Figure record extracts:

Content starts

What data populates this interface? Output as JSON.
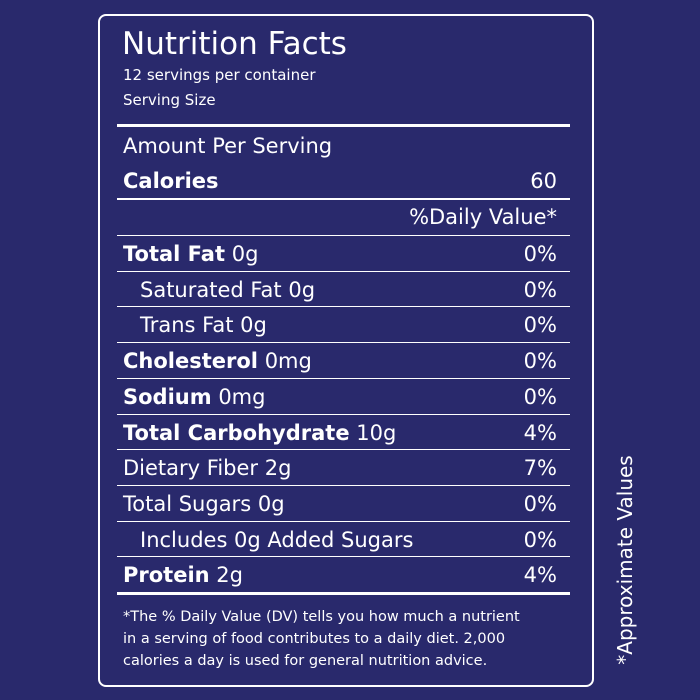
{
  "header": {
    "title": "Nutrition Facts",
    "servings": "12 servings per container",
    "serving_size": "Serving Size"
  },
  "amount_per_serving": "Amount Per Serving",
  "calories": {
    "label": "Calories",
    "value": "60"
  },
  "daily_value_header": "%Daily Value*",
  "rows": [
    {
      "label": "Total Fat",
      "amount": "0g",
      "dv": "0%",
      "bold": true,
      "indent": false
    },
    {
      "label": "Saturated Fat",
      "amount": "0g",
      "dv": "0%",
      "bold": false,
      "indent": true
    },
    {
      "label": "Trans Fat",
      "amount": "0g",
      "dv": "0%",
      "bold": false,
      "indent": true
    },
    {
      "label": "Cholesterol",
      "amount": "0mg",
      "dv": "0%",
      "bold": true,
      "indent": false
    },
    {
      "label": "Sodium",
      "amount": "0mg",
      "dv": "0%",
      "bold": true,
      "indent": false
    },
    {
      "label": "Total Carbohydrate",
      "amount": "10g",
      "dv": "4%",
      "bold": true,
      "indent": false
    },
    {
      "label": "Dietary Fiber",
      "amount": "2g",
      "dv": "7%",
      "bold": false,
      "indent": false
    },
    {
      "label": "Total Sugars",
      "amount": "0g",
      "dv": "0%",
      "bold": false,
      "indent": false
    },
    {
      "label": "Includes 0g Added Sugars",
      "amount": "",
      "dv": "0%",
      "bold": false,
      "indent": true
    },
    {
      "label": "Protein",
      "amount": "2g",
      "dv": "4%",
      "bold": true,
      "indent": false
    }
  ],
  "footnote": [
    "*The % Daily Value (DV) tells you how much a nutrient",
    "in a serving of food contributes to a daily diet. 2,000",
    "calories a day is used for general nutrition advice."
  ],
  "side_note": "*Approximate Values"
}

Content ends

_What the task asks:_
When a line in the data above contains the string "Sugars", copy that line.

_Written solution:_
      "label": "Total Sugars",
      "label": "Includes 0g Added Sugars",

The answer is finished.